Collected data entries
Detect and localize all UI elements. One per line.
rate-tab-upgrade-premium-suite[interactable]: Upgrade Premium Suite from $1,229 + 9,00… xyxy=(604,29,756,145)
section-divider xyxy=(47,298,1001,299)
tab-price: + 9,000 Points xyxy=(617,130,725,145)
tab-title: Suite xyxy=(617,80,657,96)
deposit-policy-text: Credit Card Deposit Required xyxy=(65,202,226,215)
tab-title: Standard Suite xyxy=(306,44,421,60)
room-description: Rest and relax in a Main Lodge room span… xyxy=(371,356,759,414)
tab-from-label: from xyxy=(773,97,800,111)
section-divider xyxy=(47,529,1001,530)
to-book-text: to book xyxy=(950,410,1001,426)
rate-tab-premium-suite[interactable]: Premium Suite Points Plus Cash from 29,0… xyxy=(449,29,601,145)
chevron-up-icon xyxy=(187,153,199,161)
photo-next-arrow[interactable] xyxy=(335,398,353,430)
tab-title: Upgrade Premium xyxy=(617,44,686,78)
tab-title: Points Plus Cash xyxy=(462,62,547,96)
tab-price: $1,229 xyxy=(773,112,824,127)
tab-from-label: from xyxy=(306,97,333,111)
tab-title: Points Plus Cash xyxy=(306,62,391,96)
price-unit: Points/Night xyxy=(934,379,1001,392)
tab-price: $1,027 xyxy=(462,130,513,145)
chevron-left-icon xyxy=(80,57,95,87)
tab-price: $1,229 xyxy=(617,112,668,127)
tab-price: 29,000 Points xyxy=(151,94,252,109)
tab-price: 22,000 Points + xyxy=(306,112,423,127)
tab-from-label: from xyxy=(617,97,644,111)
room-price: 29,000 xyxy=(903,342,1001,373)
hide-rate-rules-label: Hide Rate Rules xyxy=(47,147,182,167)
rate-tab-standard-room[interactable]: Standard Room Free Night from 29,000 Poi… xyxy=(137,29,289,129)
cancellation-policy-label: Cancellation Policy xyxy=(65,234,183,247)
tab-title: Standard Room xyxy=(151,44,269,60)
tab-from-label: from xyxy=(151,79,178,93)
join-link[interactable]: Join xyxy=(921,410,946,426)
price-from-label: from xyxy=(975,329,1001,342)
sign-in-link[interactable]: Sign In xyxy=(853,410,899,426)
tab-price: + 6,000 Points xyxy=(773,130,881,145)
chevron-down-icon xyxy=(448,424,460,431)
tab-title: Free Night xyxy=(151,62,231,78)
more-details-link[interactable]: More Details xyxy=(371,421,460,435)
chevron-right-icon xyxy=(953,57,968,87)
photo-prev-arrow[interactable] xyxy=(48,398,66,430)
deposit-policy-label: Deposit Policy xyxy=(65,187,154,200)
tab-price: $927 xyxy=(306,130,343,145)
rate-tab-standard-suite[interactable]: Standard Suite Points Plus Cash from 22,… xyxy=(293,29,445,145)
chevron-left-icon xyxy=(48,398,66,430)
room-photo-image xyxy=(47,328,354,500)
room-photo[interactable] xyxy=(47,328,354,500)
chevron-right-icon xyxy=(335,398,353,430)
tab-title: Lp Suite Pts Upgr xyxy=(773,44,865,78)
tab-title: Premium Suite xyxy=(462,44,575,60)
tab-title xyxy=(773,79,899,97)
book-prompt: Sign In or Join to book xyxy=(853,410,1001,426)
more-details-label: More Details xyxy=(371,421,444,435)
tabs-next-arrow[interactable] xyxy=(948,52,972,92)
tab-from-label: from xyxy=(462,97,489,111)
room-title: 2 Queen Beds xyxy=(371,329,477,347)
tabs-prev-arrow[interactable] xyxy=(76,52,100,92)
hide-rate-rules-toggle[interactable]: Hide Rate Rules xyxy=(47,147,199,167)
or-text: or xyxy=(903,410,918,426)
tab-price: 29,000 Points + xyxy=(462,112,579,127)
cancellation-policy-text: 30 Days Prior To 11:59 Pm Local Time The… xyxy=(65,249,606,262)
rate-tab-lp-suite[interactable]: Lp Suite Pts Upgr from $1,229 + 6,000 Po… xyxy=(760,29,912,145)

▶ _Instructions to follow_: Retype every line of the material above, keeping each one unchanged and in its original order.

▶ _Task solution_:
Detect and localize all UI elements. One per line.
rate-tab-upgrade-premium-suite[interactable]: Upgrade Premium Suite from $1,229 + 9,00… xyxy=(604,29,756,145)
section-divider xyxy=(47,298,1001,299)
tab-price: + 9,000 Points xyxy=(617,130,725,145)
tab-title: Suite xyxy=(617,80,657,96)
deposit-policy-text: Credit Card Deposit Required xyxy=(65,202,226,215)
tab-title: Standard Suite xyxy=(306,44,421,60)
room-description: Rest and relax in a Main Lodge room span… xyxy=(371,356,759,414)
tab-from-label: from xyxy=(773,97,800,111)
section-divider xyxy=(47,529,1001,530)
to-book-text: to book xyxy=(950,410,1001,426)
rate-tab-premium-suite[interactable]: Premium Suite Points Plus Cash from 29,0… xyxy=(449,29,601,145)
chevron-up-icon xyxy=(187,153,199,161)
photo-next-arrow[interactable] xyxy=(335,398,353,430)
tab-title: Upgrade Premium xyxy=(617,44,686,78)
tab-title: Points Plus Cash xyxy=(462,62,547,96)
tab-price: $1,229 xyxy=(773,112,824,127)
tab-from-label: from xyxy=(306,97,333,111)
tab-title: Points Plus Cash xyxy=(306,62,391,96)
price-unit: Points/Night xyxy=(934,379,1001,392)
tab-price: $1,027 xyxy=(462,130,513,145)
chevron-left-icon xyxy=(80,57,95,87)
tab-price: $1,229 xyxy=(617,112,668,127)
tab-price: 29,000 Points xyxy=(151,94,252,109)
tab-price: 22,000 Points + xyxy=(306,112,423,127)
tab-from-label: from xyxy=(617,97,644,111)
room-price: 29,000 xyxy=(903,342,1001,373)
hide-rate-rules-label: Hide Rate Rules xyxy=(47,147,182,167)
rate-tab-standard-room[interactable]: Standard Room Free Night from 29,000 Poi… xyxy=(137,29,289,129)
cancellation-policy-label: Cancellation Policy xyxy=(65,234,183,247)
tab-title: Standard Room xyxy=(151,44,269,60)
tab-from-label: from xyxy=(151,79,178,93)
join-link[interactable]: Join xyxy=(921,410,946,426)
price-from-label: from xyxy=(975,329,1001,342)
sign-in-link[interactable]: Sign In xyxy=(853,410,899,426)
tab-price: + 6,000 Points xyxy=(773,130,881,145)
chevron-down-icon xyxy=(448,424,460,431)
tab-title: Free Night xyxy=(151,62,231,78)
more-details-link[interactable]: More Details xyxy=(371,421,460,435)
chevron-right-icon xyxy=(953,57,968,87)
photo-prev-arrow[interactable] xyxy=(48,398,66,430)
deposit-policy-label: Deposit Policy xyxy=(65,187,154,200)
tab-price: $927 xyxy=(306,130,343,145)
rate-tab-standard-suite[interactable]: Standard Suite Points Plus Cash from 22,… xyxy=(293,29,445,145)
chevron-left-icon xyxy=(48,398,66,430)
room-photo-image xyxy=(47,328,354,500)
room-photo[interactable] xyxy=(47,328,354,500)
chevron-right-icon xyxy=(335,398,353,430)
tab-title: Lp Suite Pts Upgr xyxy=(773,44,865,78)
tab-title: Premium Suite xyxy=(462,44,575,60)
tab-title xyxy=(773,79,899,97)
book-prompt: Sign In or Join to book xyxy=(853,410,1001,426)
more-details-label: More Details xyxy=(371,421,444,435)
tabs-next-arrow[interactable] xyxy=(948,52,972,92)
tab-from-label: from xyxy=(462,97,489,111)
room-title: 2 Queen Beds xyxy=(371,329,477,347)
tabs-prev-arrow[interactable] xyxy=(76,52,100,92)
hide-rate-rules-toggle[interactable]: Hide Rate Rules xyxy=(47,147,199,167)
or-text: or xyxy=(903,410,918,426)
tab-price: 29,000 Points + xyxy=(462,112,579,127)
cancellation-policy-text: 30 Days Prior To 11:59 Pm Local Time The… xyxy=(65,249,606,262)
rate-tab-lp-suite[interactable]: Lp Suite Pts Upgr from $1,229 + 6,000 Po… xyxy=(760,29,912,145)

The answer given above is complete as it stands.